◆ **Stored records**
┄┄┄┄┄┄┄┄┄┄

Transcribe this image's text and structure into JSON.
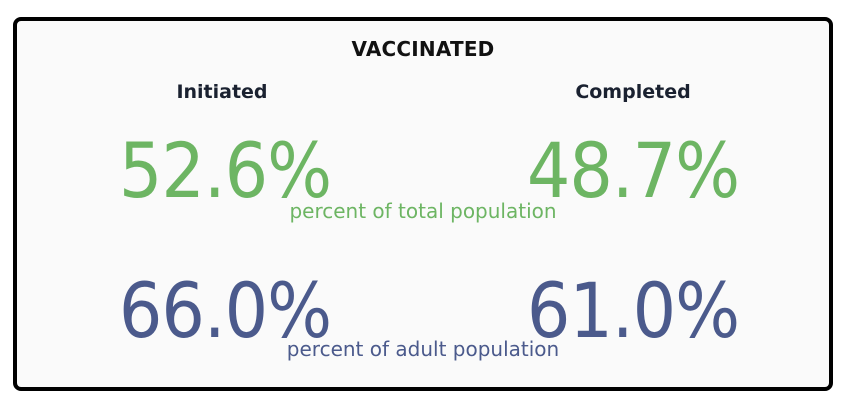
{
  "title": "VACCINATED",
  "columns": {
    "initiated": "Initiated",
    "completed": "Completed"
  },
  "total_population": {
    "initiated": "52.6%",
    "completed": "48.7%",
    "caption": "percent of total population"
  },
  "adult_population": {
    "initiated": "66.0%",
    "completed": "61.0%",
    "caption": "percent of adult population"
  },
  "colors": {
    "green": "#6db563",
    "blue": "#4b5a8c",
    "border": "#000000",
    "background": "#fafafa"
  }
}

┄┄┄┄┄┄┄┄┄┄

◆ **Task details**
Copy every record above exactly, leaving out any pictures.

◆ **Correct result**
Transcribe this image's text and structure into JSON.
{
  "title": "VACCINATED",
  "columns": {
    "initiated": "Initiated",
    "completed": "Completed"
  },
  "total_population": {
    "initiated": "52.6%",
    "completed": "48.7%",
    "caption": "percent of total population"
  },
  "adult_population": {
    "initiated": "66.0%",
    "completed": "61.0%",
    "caption": "percent of adult population"
  },
  "colors": {
    "green": "#6db563",
    "blue": "#4b5a8c",
    "border": "#000000",
    "background": "#fafafa"
  }
}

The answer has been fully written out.